- _Goal_:
Give every line again exactly as it appears, please, but not the pictures.

##### Supplied records

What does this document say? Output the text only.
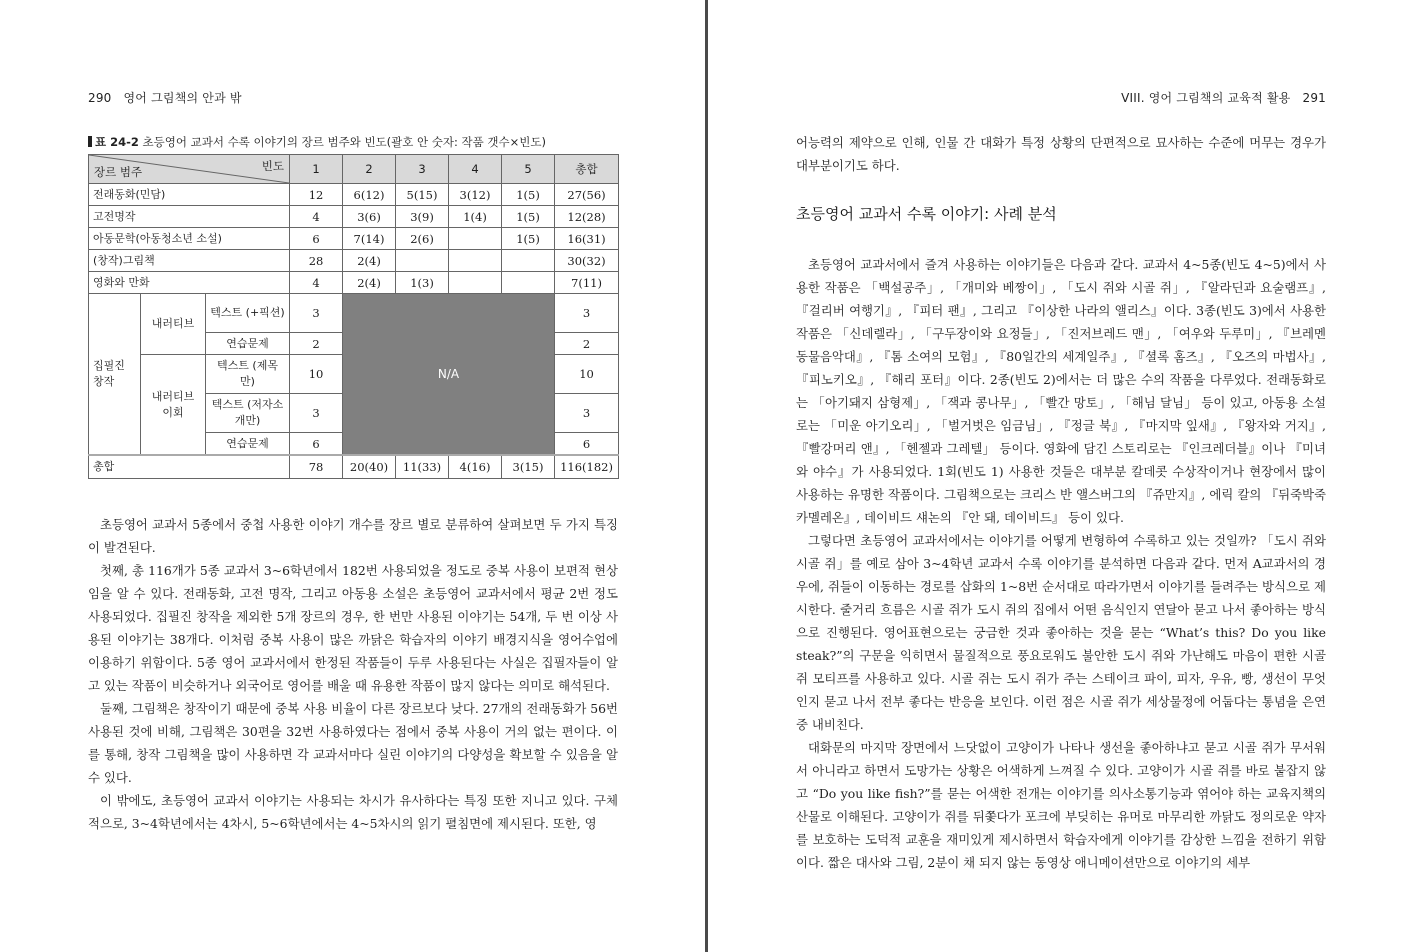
290 영어 그림책의 안과 밖
표 24-2 초등영어 교과서 수록 이야기의 장르 범주와 빈도(괄호 안 숫자: 작품 갯수×빈도)
빈도
장르 범주			1	2	3	4	5	총합
전래동화(민담)			12	6(12)	5(15)	3(12)	1(5)	27(56)
고전명작			4	3(6)	3(9)	1(4)	1(5)	12(28)
아동문학(아동청소년 소설)			6	7(14)	2(6)		1(5)	16(31)
(창작)그림책			28	2(4)				30(32)
영화와 만화			4	2(4)	1(3)			7(11)
집필진 창작	내러티브	텍스트 (+픽션)	3	N/A				3
		연습문제	2					2
	내러티브 이회	텍스트 (제목만)	10					10
		텍스트 (저자소개만)	3					3
		연습문제	6					6
총합			78	20(40)	11(33)	4(16)	3(15)	116(182)

초등영어 교과서 5종에서 중첩 사용한 이야기 개수를 장르 별로 분류하여 살펴보면 두 가지 특징이 발견된다.

첫째, 총 116개가 5종 교과서 3~6학년에서 182번 사용되었을 정도로 중복 사용이 보편적 현상임을 알 수 있다. 전래동화, 고전 명작, 그리고 아동용 소설은 초등영어 교과서에서 평균 2번 정도 사용되었다. 집필진 창작을 제외한 5개 장르의 경우, 한 번만 사용된 이야기는 54개, 두 번 이상 사용된 이야기는 38개다. 이처럼 중복 사용이 많은 까닭은 학습자의 이야기 배경지식을 영어수업에 이용하기 위함이다. 5종 영어 교과서에서 한정된 작품들이 두루 사용된다는 사실은 집필자들이 알고 있는 작품이 비슷하거나 외국어로 영어를 배울 때 유용한 작품이 많지 않다는 의미로 해석된다.

둘째, 그림책은 창작이기 때문에 중복 사용 비율이 다른 장르보다 낮다. 27개의 전래동화가 56번 사용된 것에 비해, 그림책은 30편을 32번 사용하였다는 점에서 중복 사용이 거의 없는 편이다. 이를 통해, 창작 그림책을 많이 사용하면 각 교과서마다 실린 이야기의 다양성을 확보할 수 있음을 알 수 있다.

이 밖에도, 초등영어 교과서 이야기는 사용되는 차시가 유사하다는 특징 또한 지니고 있다. 구체적으로, 3~4학년에서는 4차시, 5~6학년에서는 4~5차시의 읽기 펼침면에 제시된다. 또한, 영

VIII. 영어 그림책의 교육적 활용 291

어능력의 제약으로 인해, 인물 간 대화가 특정 상황의 단편적으로 묘사하는 수준에 머무는 경우가 대부분이기도 하다.

초등영어 교과서 수록 이야기: 사례 분석

초등영어 교과서에서 즐겨 사용하는 이야기들은 다음과 같다. 교과서 4~5종(빈도 4~5)에서 사용한 작품은 「백설공주」, 「개미와 베짱이」, 「도시 쥐와 시골 쥐」, 『알라딘과 요술램프』, 『걸리버 여행기』, 『피터 팬』, 그리고 『이상한 나라의 앨리스』이다. 3종(빈도 3)에서 사용한 작품은 「신데렐라」, 「구두장이와 요정들」, 「진저브레드 맨」, 「여우와 두루미」, 『브레멘 동물음악대』, 『톰 소여의 모험』, 『80일간의 세계일주』, 『셜록 홈즈』, 『오즈의 마법사』, 『피노키오』, 『해리 포터』이다. 2종(빈도 2)에서는 더 많은 수의 작품을 다루었다. 전래동화로는 「아기돼지 삼형제」, 「잭과 콩나무」, 「빨간 망토」, 「해님 달님」 등이 있고, 아동용 소설로는 「미운 아기오리」, 「벌거벗은 임금님」, 『정글 북』, 『마지막 잎새』, 『왕자와 거지』, 『빨강머리 앤』, 「헨젤과 그레텔」 등이다. 영화에 담긴 스토리로는 『인크레더블』이나 『미녀와 야수』가 사용되었다. 1회(빈도 1) 사용한 것들은 대부분 칼데콧 수상작이거나 현장에서 많이 사용하는 유명한 작품이다. 그림책으로는 크리스 반 앨스버그의 『쥬만지』, 에릭 칼의 『뒤죽박죽 카멜레온』, 데이비드 섀논의 『안 돼, 데이비드』 등이 있다.

그렇다면 초등영어 교과서에서는 이야기를 어떻게 변형하여 수록하고 있는 것일까? 「도시 쥐와 시골 쥐」를 예로 삼아 3~4학년 교과서 수록 이야기를 분석하면 다음과 같다. 먼저 A교과서의 경우에, 쥐들이 이동하는 경로를 삽화의 1~8번 순서대로 따라가면서 이야기를 들려주는 방식으로 제시한다. 줄거리 흐름은 시골 쥐가 도시 쥐의 집에서 어떤 음식인지 연달아 묻고 나서 좋아하는 방식으로 진행된다. 영어표현으로는 궁금한 것과 좋아하는 것을 묻는 “What’s this? Do you like steak?”의 구문을 익히면서 물질적으로 풍요로워도 불안한 도시 쥐와 가난해도 마음이 편한 시골 쥐 모티프를 사용하고 있다. 시골 쥐는 도시 쥐가 주는 스테이크 파이, 피자, 우유, 빵, 생선이 무엇인지 묻고 나서 전부 좋다는 반응을 보인다. 이런 점은 시골 쥐가 세상물정에 어둡다는 통념을 은연중 내비친다.

대화문의 마지막 장면에서 느닷없이 고양이가 나타나 생선을 좋아하냐고 묻고 시골 쥐가 무서워서 아니라고 하면서 도망가는 상황은 어색하게 느껴질 수 있다. 고양이가 시골 쥐를 바로 붙잡지 않고 “Do you like fish?”를 묻는 어색한 전개는 이야기를 의사소통기능과 엮어야 하는 교육지책의 산물로 이해된다. 고양이가 쥐를 뒤쫓다가 포크에 부딪히는 유머로 마무리한 까닭도 정의로운 약자를 보호하는 도덕적 교훈을 재미있게 제시하면서 학습자에게 이야기를 감상한 느낌을 전하기 위함이다. 짧은 대사와 그림, 2분이 채 되지 않는 동영상 애니메이션만으로 이야기의 세부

##########

- _Task solution_:
What does this document say? Output the text only.
290 영어 그림책의 안과 밖
표 24-2 초등영어 교과서 수록 이야기의 장르 범주와 빈도(괄호 안 숫자: 작품 갯수×빈도)
빈도
장르 범주			1	2	3	4	5	총합
전래동화(민담)			12	6(12)	5(15)	3(12)	1(5)	27(56)
고전명작			4	3(6)	3(9)	1(4)	1(5)	12(28)
아동문학(아동청소년 소설)			6	7(14)	2(6)		1(5)	16(31)
(창작)그림책			28	2(4)				30(32)
영화와 만화			4	2(4)	1(3)			7(11)
집필진 창작	내러티브	텍스트 (+픽션)	3	N/A				3
		연습문제	2					2
	내러티브 이회	텍스트 (제목만)	10					10
		텍스트 (저자소개만)	3					3
		연습문제	6					6
총합			78	20(40)	11(33)	4(16)	3(15)	116(182)

초등영어 교과서 5종에서 중첩 사용한 이야기 개수를 장르 별로 분류하여 살펴보면 두 가지 특징이 발견된다.

첫째, 총 116개가 5종 교과서 3~6학년에서 182번 사용되었을 정도로 중복 사용이 보편적 현상임을 알 수 있다. 전래동화, 고전 명작, 그리고 아동용 소설은 초등영어 교과서에서 평균 2번 정도 사용되었다. 집필진 창작을 제외한 5개 장르의 경우, 한 번만 사용된 이야기는 54개, 두 번 이상 사용된 이야기는 38개다. 이처럼 중복 사용이 많은 까닭은 학습자의 이야기 배경지식을 영어수업에 이용하기 위함이다. 5종 영어 교과서에서 한정된 작품들이 두루 사용된다는 사실은 집필자들이 알고 있는 작품이 비슷하거나 외국어로 영어를 배울 때 유용한 작품이 많지 않다는 의미로 해석된다.

둘째, 그림책은 창작이기 때문에 중복 사용 비율이 다른 장르보다 낮다. 27개의 전래동화가 56번 사용된 것에 비해, 그림책은 30편을 32번 사용하였다는 점에서 중복 사용이 거의 없는 편이다. 이를 통해, 창작 그림책을 많이 사용하면 각 교과서마다 실린 이야기의 다양성을 확보할 수 있음을 알 수 있다.

이 밖에도, 초등영어 교과서 이야기는 사용되는 차시가 유사하다는 특징 또한 지니고 있다. 구체적으로, 3~4학년에서는 4차시, 5~6학년에서는 4~5차시의 읽기 펼침면에 제시된다. 또한, 영

VIII. 영어 그림책의 교육적 활용 291

어능력의 제약으로 인해, 인물 간 대화가 특정 상황의 단편적으로 묘사하는 수준에 머무는 경우가 대부분이기도 하다.

초등영어 교과서 수록 이야기: 사례 분석

초등영어 교과서에서 즐겨 사용하는 이야기들은 다음과 같다. 교과서 4~5종(빈도 4~5)에서 사용한 작품은 「백설공주」, 「개미와 베짱이」, 「도시 쥐와 시골 쥐」, 『알라딘과 요술램프』, 『걸리버 여행기』, 『피터 팬』, 그리고 『이상한 나라의 앨리스』이다. 3종(빈도 3)에서 사용한 작품은 「신데렐라」, 「구두장이와 요정들」, 「진저브레드 맨」, 「여우와 두루미」, 『브레멘 동물음악대』, 『톰 소여의 모험』, 『80일간의 세계일주』, 『셜록 홈즈』, 『오즈의 마법사』, 『피노키오』, 『해리 포터』이다. 2종(빈도 2)에서는 더 많은 수의 작품을 다루었다. 전래동화로는 「아기돼지 삼형제」, 「잭과 콩나무」, 「빨간 망토」, 「해님 달님」 등이 있고, 아동용 소설로는 「미운 아기오리」, 「벌거벗은 임금님」, 『정글 북』, 『마지막 잎새』, 『왕자와 거지』, 『빨강머리 앤』, 「헨젤과 그레텔」 등이다. 영화에 담긴 스토리로는 『인크레더블』이나 『미녀와 야수』가 사용되었다. 1회(빈도 1) 사용한 것들은 대부분 칼데콧 수상작이거나 현장에서 많이 사용하는 유명한 작품이다. 그림책으로는 크리스 반 앨스버그의 『쥬만지』, 에릭 칼의 『뒤죽박죽 카멜레온』, 데이비드 섀논의 『안 돼, 데이비드』 등이 있다.

그렇다면 초등영어 교과서에서는 이야기를 어떻게 변형하여 수록하고 있는 것일까? 「도시 쥐와 시골 쥐」를 예로 삼아 3~4학년 교과서 수록 이야기를 분석하면 다음과 같다. 먼저 A교과서의 경우에, 쥐들이 이동하는 경로를 삽화의 1~8번 순서대로 따라가면서 이야기를 들려주는 방식으로 제시한다. 줄거리 흐름은 시골 쥐가 도시 쥐의 집에서 어떤 음식인지 연달아 묻고 나서 좋아하는 방식으로 진행된다. 영어표현으로는 궁금한 것과 좋아하는 것을 묻는 “What’s this? Do you like steak?”의 구문을 익히면서 물질적으로 풍요로워도 불안한 도시 쥐와 가난해도 마음이 편한 시골 쥐 모티프를 사용하고 있다. 시골 쥐는 도시 쥐가 주는 스테이크 파이, 피자, 우유, 빵, 생선이 무엇인지 묻고 나서 전부 좋다는 반응을 보인다. 이런 점은 시골 쥐가 세상물정에 어둡다는 통념을 은연중 내비친다.

대화문의 마지막 장면에서 느닷없이 고양이가 나타나 생선을 좋아하냐고 묻고 시골 쥐가 무서워서 아니라고 하면서 도망가는 상황은 어색하게 느껴질 수 있다. 고양이가 시골 쥐를 바로 붙잡지 않고 “Do you like fish?”를 묻는 어색한 전개는 이야기를 의사소통기능과 엮어야 하는 교육지책의 산물로 이해된다. 고양이가 쥐를 뒤쫓다가 포크에 부딪히는 유머로 마무리한 까닭도 정의로운 약자를 보호하는 도덕적 교훈을 재미있게 제시하면서 학습자에게 이야기를 감상한 느낌을 전하기 위함이다. 짧은 대사와 그림, 2분이 채 되지 않는 동영상 애니메이션만으로 이야기의 세부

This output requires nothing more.